WHAT IS EXPECTED
Collect all lines below with the string "watermark".

* Start RECORD LIST *

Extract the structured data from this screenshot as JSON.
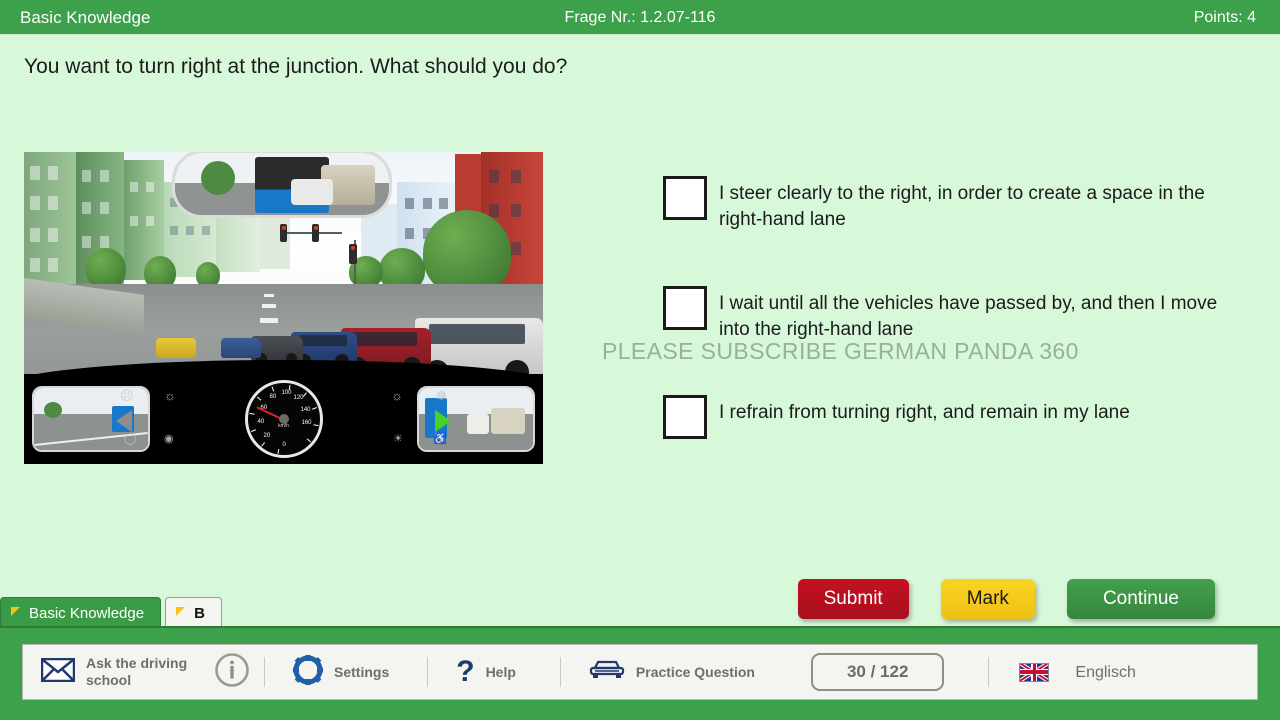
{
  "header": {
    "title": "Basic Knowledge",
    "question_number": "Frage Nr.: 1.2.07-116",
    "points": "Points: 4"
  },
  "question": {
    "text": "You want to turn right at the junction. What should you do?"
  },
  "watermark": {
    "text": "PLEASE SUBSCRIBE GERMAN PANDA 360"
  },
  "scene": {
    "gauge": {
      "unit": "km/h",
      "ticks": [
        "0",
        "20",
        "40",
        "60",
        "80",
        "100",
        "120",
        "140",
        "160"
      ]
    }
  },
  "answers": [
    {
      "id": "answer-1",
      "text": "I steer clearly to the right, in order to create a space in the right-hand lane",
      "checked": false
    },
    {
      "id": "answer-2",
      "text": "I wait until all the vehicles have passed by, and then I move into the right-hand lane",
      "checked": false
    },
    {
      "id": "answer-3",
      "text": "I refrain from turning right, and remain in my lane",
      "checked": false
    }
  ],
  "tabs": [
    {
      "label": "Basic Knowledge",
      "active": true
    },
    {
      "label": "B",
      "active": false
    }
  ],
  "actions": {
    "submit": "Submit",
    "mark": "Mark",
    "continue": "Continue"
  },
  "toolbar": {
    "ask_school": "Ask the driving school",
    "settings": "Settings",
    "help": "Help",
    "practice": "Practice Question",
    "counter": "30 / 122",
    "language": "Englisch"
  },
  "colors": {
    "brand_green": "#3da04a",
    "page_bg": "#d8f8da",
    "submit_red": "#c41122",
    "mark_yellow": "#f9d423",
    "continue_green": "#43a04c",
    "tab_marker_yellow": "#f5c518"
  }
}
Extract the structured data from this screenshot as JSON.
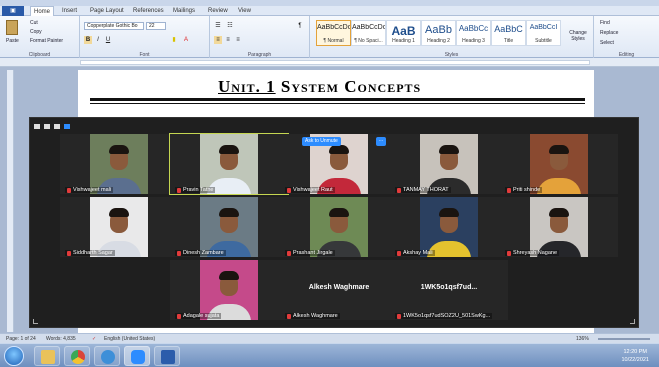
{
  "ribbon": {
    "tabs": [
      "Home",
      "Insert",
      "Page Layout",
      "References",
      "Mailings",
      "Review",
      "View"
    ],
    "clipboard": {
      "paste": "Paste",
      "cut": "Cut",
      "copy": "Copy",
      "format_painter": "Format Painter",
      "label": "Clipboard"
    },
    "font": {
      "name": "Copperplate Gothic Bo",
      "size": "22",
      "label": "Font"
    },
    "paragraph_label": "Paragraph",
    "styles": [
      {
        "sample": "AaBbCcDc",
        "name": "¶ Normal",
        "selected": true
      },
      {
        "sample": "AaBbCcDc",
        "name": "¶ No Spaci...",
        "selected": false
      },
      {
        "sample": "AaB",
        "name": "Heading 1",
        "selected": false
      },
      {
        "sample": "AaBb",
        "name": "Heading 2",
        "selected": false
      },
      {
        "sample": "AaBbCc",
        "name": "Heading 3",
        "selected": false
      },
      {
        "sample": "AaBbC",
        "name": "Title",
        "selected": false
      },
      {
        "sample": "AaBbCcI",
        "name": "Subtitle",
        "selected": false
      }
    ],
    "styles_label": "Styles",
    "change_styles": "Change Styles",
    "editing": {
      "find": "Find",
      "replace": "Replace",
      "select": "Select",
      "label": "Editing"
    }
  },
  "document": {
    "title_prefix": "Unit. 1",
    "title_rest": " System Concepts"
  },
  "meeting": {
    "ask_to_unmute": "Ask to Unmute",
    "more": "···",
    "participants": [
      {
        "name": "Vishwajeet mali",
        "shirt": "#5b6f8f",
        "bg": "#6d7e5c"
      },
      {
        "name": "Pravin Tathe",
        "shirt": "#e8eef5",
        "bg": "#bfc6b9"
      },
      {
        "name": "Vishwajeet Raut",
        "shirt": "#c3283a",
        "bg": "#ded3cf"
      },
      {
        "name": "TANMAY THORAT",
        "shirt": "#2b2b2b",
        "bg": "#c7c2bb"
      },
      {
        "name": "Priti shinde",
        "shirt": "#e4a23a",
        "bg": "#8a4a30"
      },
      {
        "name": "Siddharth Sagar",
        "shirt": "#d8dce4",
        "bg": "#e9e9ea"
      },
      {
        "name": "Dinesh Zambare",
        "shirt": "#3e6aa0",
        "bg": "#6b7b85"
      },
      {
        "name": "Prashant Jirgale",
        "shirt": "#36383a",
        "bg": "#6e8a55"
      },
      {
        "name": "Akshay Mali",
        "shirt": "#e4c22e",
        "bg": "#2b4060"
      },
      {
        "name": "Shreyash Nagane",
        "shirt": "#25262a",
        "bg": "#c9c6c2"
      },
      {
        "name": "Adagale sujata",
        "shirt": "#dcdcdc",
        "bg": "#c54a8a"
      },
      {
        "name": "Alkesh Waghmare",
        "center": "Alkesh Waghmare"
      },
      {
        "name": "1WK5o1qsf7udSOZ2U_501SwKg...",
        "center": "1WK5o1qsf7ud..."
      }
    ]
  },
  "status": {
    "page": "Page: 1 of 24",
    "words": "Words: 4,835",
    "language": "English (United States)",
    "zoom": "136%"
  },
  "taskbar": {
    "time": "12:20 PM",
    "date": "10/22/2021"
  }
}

* End RECORD LIST *
* Start RECORD LIST *

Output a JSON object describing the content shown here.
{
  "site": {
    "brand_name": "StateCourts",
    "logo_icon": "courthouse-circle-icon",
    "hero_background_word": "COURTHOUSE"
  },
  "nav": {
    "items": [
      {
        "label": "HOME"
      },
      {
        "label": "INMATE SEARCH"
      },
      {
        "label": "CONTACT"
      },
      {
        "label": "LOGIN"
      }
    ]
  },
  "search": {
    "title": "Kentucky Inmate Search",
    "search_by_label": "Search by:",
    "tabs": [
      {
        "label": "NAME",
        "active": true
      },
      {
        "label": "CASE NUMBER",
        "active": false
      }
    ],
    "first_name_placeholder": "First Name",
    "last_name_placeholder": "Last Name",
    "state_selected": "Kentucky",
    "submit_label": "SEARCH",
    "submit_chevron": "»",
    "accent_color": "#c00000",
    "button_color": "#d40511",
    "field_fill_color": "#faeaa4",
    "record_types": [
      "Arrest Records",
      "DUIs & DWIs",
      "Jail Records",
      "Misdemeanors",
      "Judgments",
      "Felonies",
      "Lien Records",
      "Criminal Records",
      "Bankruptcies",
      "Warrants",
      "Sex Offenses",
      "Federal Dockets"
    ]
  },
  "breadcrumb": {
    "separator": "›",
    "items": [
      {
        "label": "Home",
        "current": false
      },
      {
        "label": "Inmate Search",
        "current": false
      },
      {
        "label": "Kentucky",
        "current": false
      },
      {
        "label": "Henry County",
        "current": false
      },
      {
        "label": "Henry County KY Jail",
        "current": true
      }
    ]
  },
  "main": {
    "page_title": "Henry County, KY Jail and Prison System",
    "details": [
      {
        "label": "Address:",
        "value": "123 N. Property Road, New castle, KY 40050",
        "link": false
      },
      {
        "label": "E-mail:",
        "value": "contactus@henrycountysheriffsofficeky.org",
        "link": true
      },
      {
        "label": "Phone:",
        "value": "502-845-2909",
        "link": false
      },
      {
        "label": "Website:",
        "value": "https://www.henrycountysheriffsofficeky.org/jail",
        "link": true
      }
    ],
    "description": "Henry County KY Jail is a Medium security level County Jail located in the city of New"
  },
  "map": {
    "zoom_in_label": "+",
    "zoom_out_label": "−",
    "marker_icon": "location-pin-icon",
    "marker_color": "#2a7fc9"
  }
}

* End RECORD LIST *
* Start RECORD LIST *

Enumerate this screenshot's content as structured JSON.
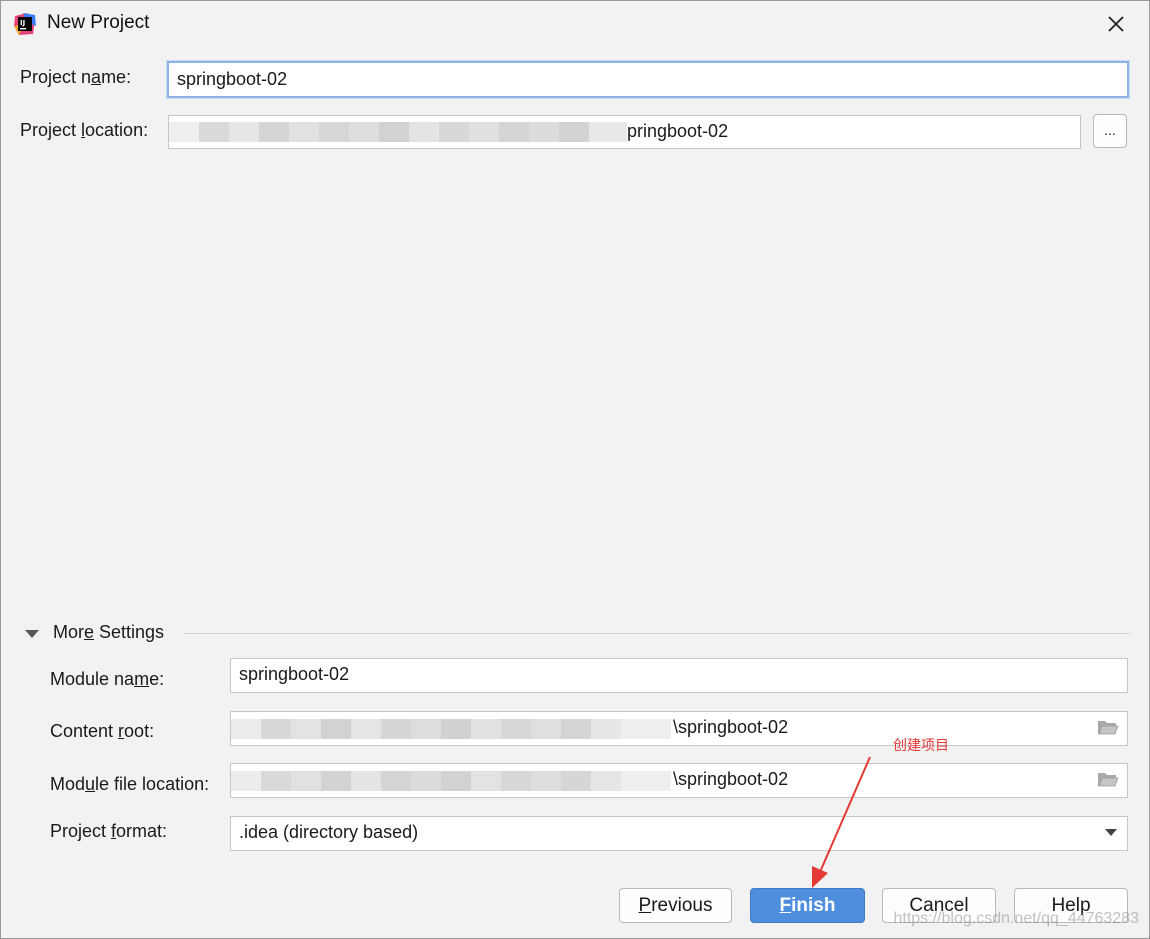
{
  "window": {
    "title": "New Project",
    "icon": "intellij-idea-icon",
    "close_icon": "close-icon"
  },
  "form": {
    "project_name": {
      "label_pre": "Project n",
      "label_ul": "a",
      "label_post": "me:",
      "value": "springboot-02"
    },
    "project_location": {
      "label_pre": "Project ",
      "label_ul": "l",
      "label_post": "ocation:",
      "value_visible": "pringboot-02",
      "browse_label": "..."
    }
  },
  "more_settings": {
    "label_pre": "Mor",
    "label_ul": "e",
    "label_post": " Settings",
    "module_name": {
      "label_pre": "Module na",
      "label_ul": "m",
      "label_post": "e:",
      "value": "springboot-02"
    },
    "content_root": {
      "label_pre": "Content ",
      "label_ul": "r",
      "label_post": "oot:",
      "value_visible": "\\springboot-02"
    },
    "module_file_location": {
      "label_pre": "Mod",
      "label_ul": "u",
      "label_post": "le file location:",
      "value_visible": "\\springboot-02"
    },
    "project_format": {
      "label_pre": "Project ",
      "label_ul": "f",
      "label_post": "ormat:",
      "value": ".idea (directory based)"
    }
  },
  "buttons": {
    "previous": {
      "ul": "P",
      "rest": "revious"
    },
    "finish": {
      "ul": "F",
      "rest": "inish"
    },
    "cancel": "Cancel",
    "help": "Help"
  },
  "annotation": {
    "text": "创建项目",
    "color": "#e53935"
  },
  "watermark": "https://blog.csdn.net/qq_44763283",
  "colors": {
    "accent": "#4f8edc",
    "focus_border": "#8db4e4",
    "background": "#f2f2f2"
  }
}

* End RECORD LIST *

TASK RESPONSE
  "watermark": {
  "watermark": "https://blog.csdn.net/qq_44763283",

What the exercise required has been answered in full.